Given task
Gather, from the data below, each line in which the word "compress" occurs.

Stored rows
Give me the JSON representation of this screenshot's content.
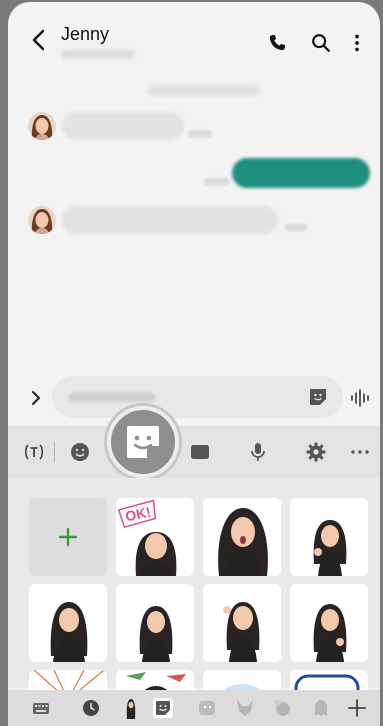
{
  "header": {
    "contact_name": "Jenny"
  },
  "icons": {
    "back": "chevron-left-icon",
    "call": "phone-icon",
    "search": "search-icon",
    "more": "more-vertical-icon",
    "expand": "chevron-right-icon",
    "sticker": "sticker-icon",
    "voice": "voice-wave-icon",
    "translate": "translate-icon",
    "emoji": "emoji-icon",
    "gif": "gif-icon",
    "mic": "microphone-icon",
    "settings": "gear-icon",
    "overflow": "more-horizontal-icon",
    "add": "plus-icon",
    "keyboard": "keyboard-icon",
    "recent": "clock-icon"
  },
  "sticker_panel": {
    "first_sticker_text": "OK!"
  },
  "colors": {
    "accent": "#1f8f80",
    "add_plus": "#3a9a3a",
    "spotlight": "#8e8e8e"
  }
}
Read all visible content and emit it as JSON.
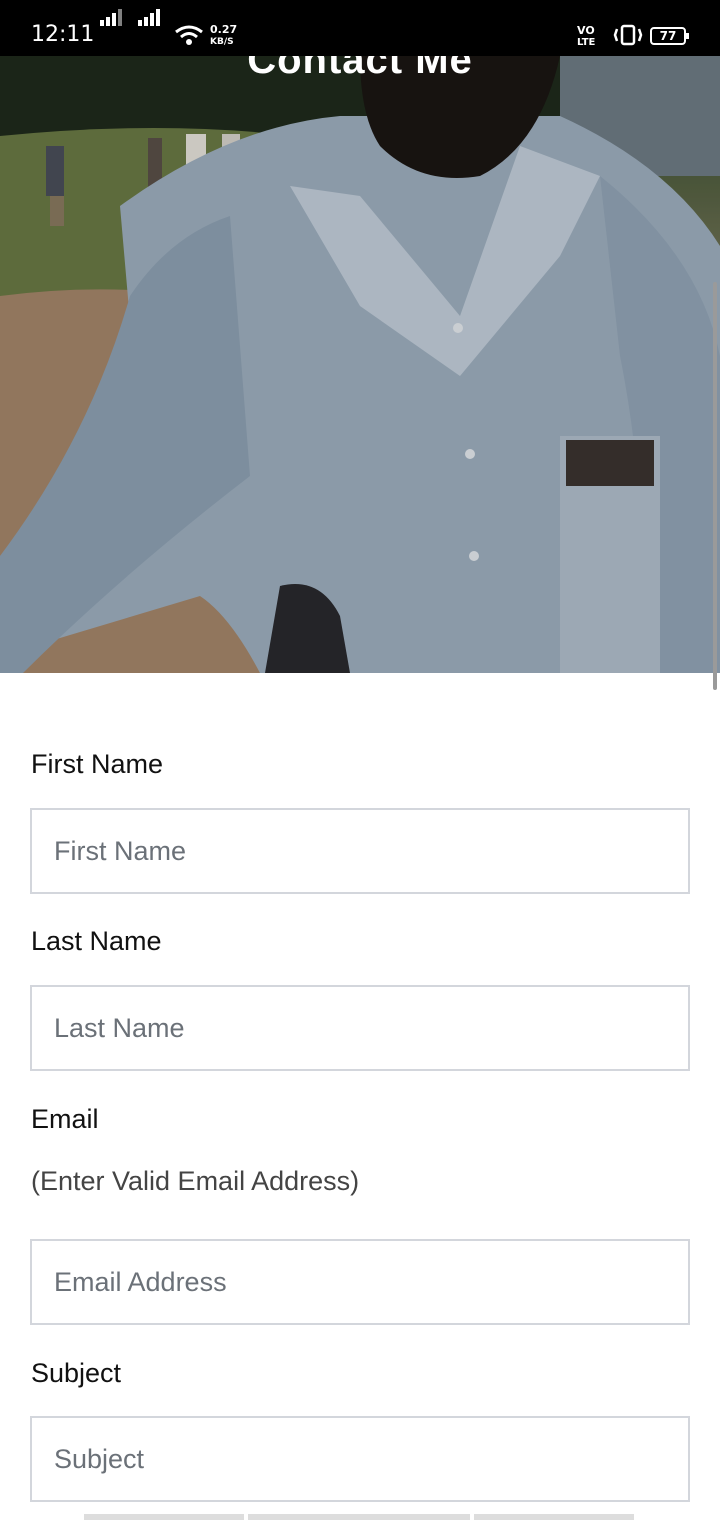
{
  "status_bar": {
    "time": "12:11",
    "net_speed_value": "0.27",
    "net_speed_unit": "KB/S",
    "volte_top": "VO",
    "volte_bottom": "LTE",
    "battery": "77"
  },
  "hero": {
    "title": "Contact Me"
  },
  "form": {
    "first_name": {
      "label": "First Name",
      "placeholder": "First Name"
    },
    "last_name": {
      "label": "Last Name",
      "placeholder": "Last Name"
    },
    "email": {
      "label": "Email",
      "hint": "(Enter Valid Email Address)",
      "placeholder": "Email Address"
    },
    "subject": {
      "label": "Subject",
      "placeholder": "Subject"
    }
  }
}
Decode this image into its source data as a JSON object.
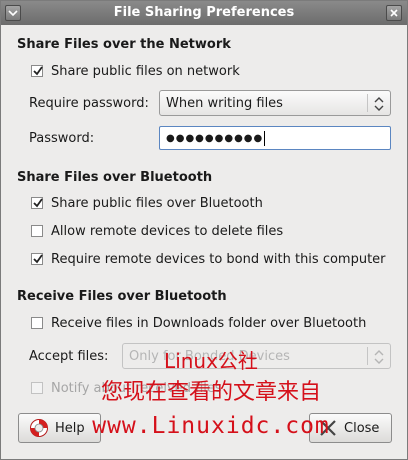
{
  "window": {
    "title": "File Sharing Preferences"
  },
  "network": {
    "section_title": "Share Files over the Network",
    "share_public_label": "Share public files on network",
    "share_public_checked": true,
    "require_password_label": "Require password:",
    "require_password_value": "When writing files",
    "password_label": "Password:",
    "password_masked": "●●●●●●●●●●"
  },
  "bluetooth_share": {
    "section_title": "Share Files over Bluetooth",
    "options": [
      {
        "label": "Share public files over Bluetooth",
        "checked": true
      },
      {
        "label": "Allow remote devices to delete files",
        "checked": false
      },
      {
        "label": "Require remote devices to bond with this computer",
        "checked": true
      }
    ]
  },
  "bluetooth_receive": {
    "section_title": "Receive Files over Bluetooth",
    "receive_label": "Receive files in Downloads folder over Bluetooth",
    "receive_checked": false,
    "accept_files_label": "Accept files:",
    "accept_files_value": "Only for Bonded Devices",
    "notify_label": "Notify about received files",
    "notify_checked": false
  },
  "buttons": {
    "help_label": "Help",
    "close_label": "Close"
  },
  "watermark": {
    "line1": "Linux公社",
    "line2": "您现在查看的文章来自",
    "line3": "www.Linuxidc.com"
  },
  "colors": {
    "titlebar": "#7a7a7a",
    "dialog_bg": "#edeceb",
    "focus_border": "#5b86c1",
    "watermark": "#d5101a"
  }
}
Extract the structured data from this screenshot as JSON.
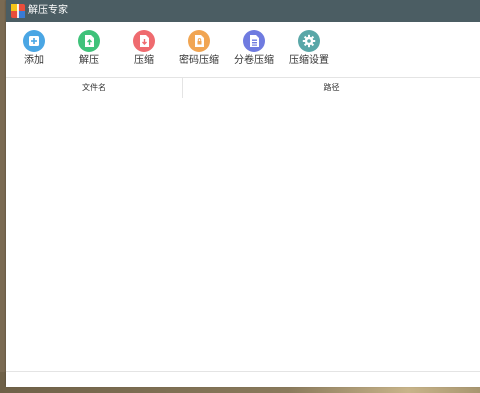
{
  "window": {
    "title": "解压专家"
  },
  "toolbar": {
    "items": [
      {
        "label": "添加",
        "icon": "add-icon",
        "color": "#4aa6e4"
      },
      {
        "label": "解压",
        "icon": "extract-icon",
        "color": "#3fc27a"
      },
      {
        "label": "压缩",
        "icon": "compress-icon",
        "color": "#ef6b6f"
      },
      {
        "label": "密码压缩",
        "icon": "password-compress-icon",
        "color": "#f1a552"
      },
      {
        "label": "分卷压缩",
        "icon": "split-compress-icon",
        "color": "#6f7be0"
      },
      {
        "label": "压缩设置",
        "icon": "settings-gear-icon",
        "color": "#5aa7a8"
      }
    ]
  },
  "table": {
    "columns": [
      "文件名",
      "路径"
    ],
    "rows": []
  },
  "colors": {
    "titlebar": "#4b5d63",
    "window_bg": "#ffffff"
  }
}
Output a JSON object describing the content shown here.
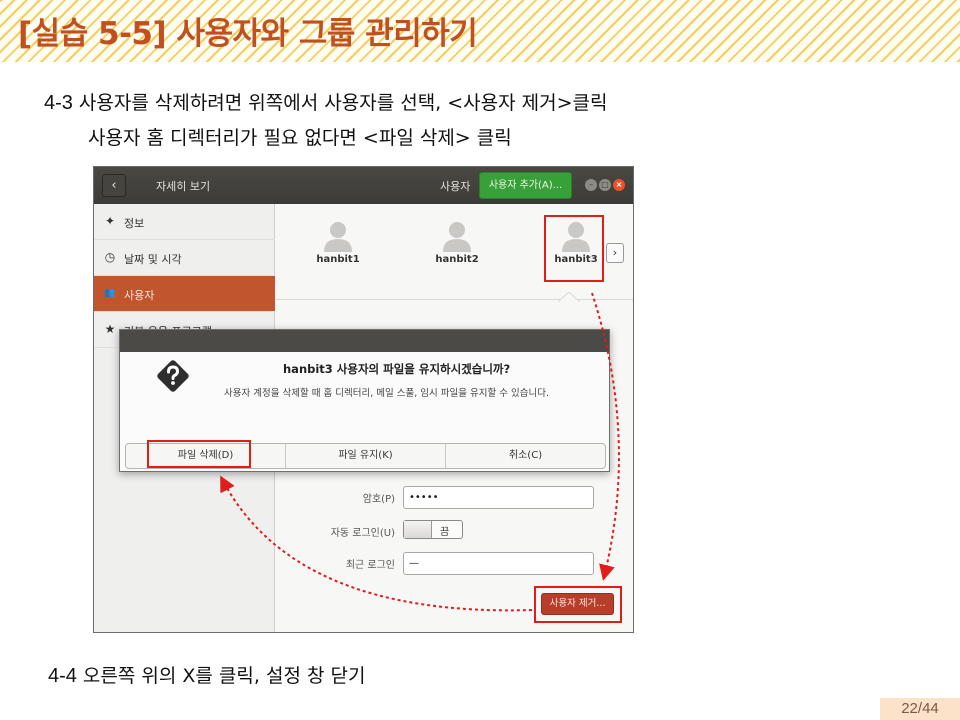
{
  "slide": {
    "title": "[실습 5-5] 사용자와 그룹 관리하기",
    "page": "22/44"
  },
  "steps": [
    {
      "num": "4-3",
      "text": "사용자를 삭제하려면 위쪽에서 사용자를 선택, <사용자 제거>클릭"
    },
    {
      "num": "",
      "text": "사용자 홈 디렉터리가 필요 없다면 <파일 삭제> 클릭"
    },
    {
      "num": "4-4",
      "text": "오른쪽 위의 X를 클릭, 설정 창 닫기"
    }
  ],
  "window": {
    "back_icon": "‹",
    "title": "자세히 보기",
    "section_label": "사용자",
    "add_user_label": "사용자 추가(A)...",
    "min_icon": "–",
    "max_icon": "□",
    "close_icon": "×"
  },
  "sidebar": {
    "items": [
      {
        "icon": "✦",
        "icon_name": "info-icon",
        "label": "정보"
      },
      {
        "icon": "◷",
        "icon_name": "clock-icon",
        "label": "날짜 및 시각"
      },
      {
        "icon": "👥",
        "icon_name": "users-icon",
        "label": "사용자",
        "active": true
      },
      {
        "icon": "★",
        "icon_name": "star-icon",
        "label": "기본 응용 프로그램"
      }
    ]
  },
  "users": [
    "hanbit1",
    "hanbit2",
    "hanbit3"
  ],
  "user_next_icon": "›",
  "form": {
    "password_label": "암호(P)",
    "password_value": "•••••",
    "auto_login_label": "자동 로그인(U)",
    "auto_login_state": "끔",
    "last_login_label": "최근 로그인",
    "last_login_value": "—",
    "remove_user_label": "사용자 제거..."
  },
  "dialog": {
    "title": "hanbit3 사용자의 파일을 유지하시겠습니까?",
    "body": "사용자 계정을 삭제할 때 홈 디렉터리, 메일 스풀, 임시 파일을 유지할 수 있습니다.",
    "buttons": [
      "파일 삭제(D)",
      "파일 유지(K)",
      "취소(C)"
    ]
  },
  "colors": {
    "title_text": "#c0501f",
    "header_stripe": "#f2cf5e",
    "add_button": "#38a038",
    "sidebar_active": "#c1562e",
    "remove_button": "#b83e2c",
    "annotation_red": "#e21b1b"
  }
}
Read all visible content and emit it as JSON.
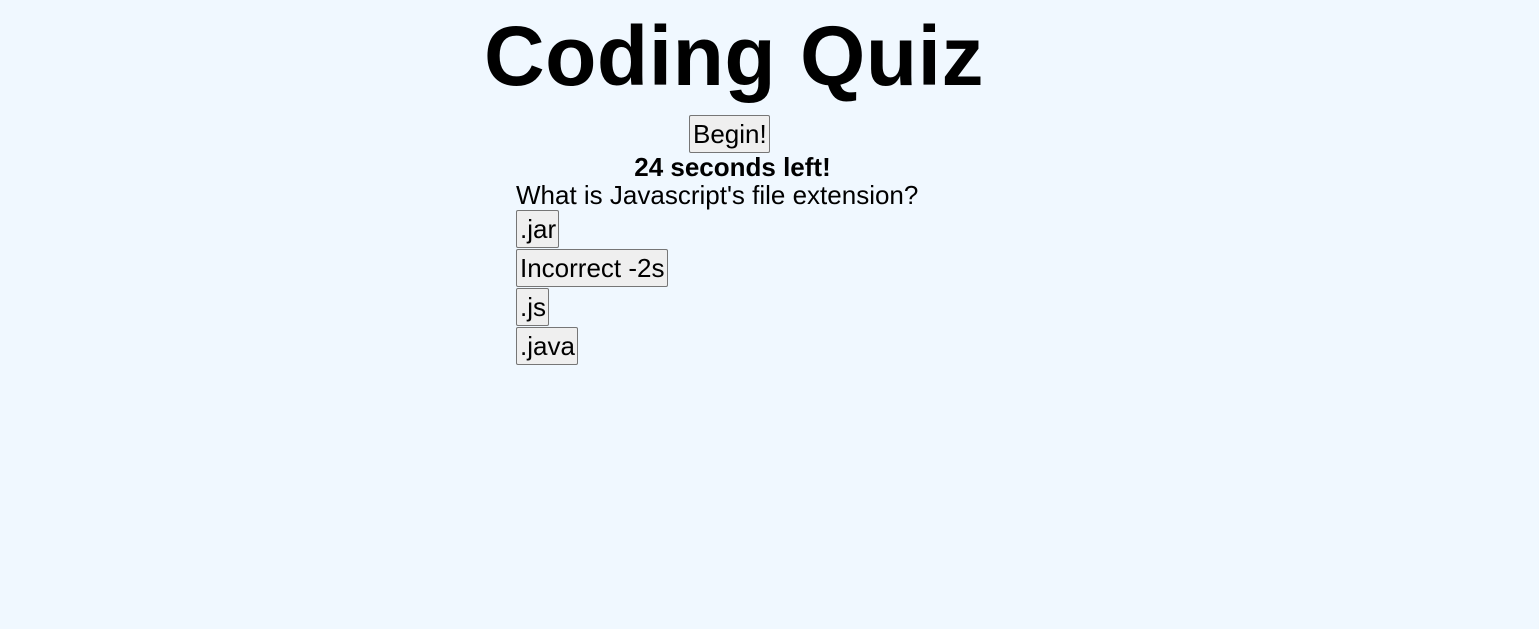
{
  "header": {
    "title": "Coding Quiz"
  },
  "controls": {
    "begin_label": "Begin!"
  },
  "timer": {
    "text": "24 seconds left!"
  },
  "quiz": {
    "question": "What is Javascript's file extension?",
    "choices": [
      ".jar",
      "Incorrect -2s",
      ".js",
      ".java"
    ]
  },
  "colors": {
    "background": "#f0f8ff",
    "button_bg": "#efefef",
    "button_border": "#767676"
  }
}
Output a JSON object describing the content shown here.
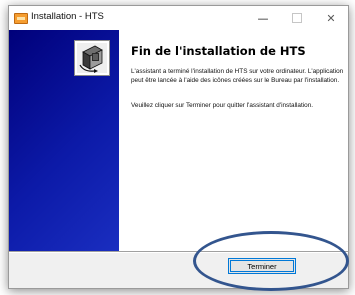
{
  "window": {
    "title": "Installation - HTS",
    "app_icon": "installer-app-icon",
    "controls": {
      "minimize_icon": "minimize-icon",
      "maximize_icon": "maximize-icon",
      "close_icon": "close-icon",
      "close_glyph": "✕",
      "minimize_glyph": "—"
    }
  },
  "side_panel": {
    "icon": "installer-computer-icon",
    "background_color": "#0c1aa8"
  },
  "content": {
    "heading": "Fin de l'installation de HTS",
    "paragraph_1": "L'assistant a terminé l'installation de HTS sur votre ordinateur. L'application peut être lancée à l'aide des icônes créées sur le Bureau par l'installation.",
    "paragraph_2": "Veuillez cliquer sur Terminer pour quitter l'assistant d'installation."
  },
  "footer": {
    "finish_label": "Terminer"
  },
  "annotation": {
    "shape": "ellipse",
    "color": "#33558e"
  }
}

Solution
        "icon": "compress-icon",
        "icon": "password-compress-icon",
        "icon": "split-compress-icon",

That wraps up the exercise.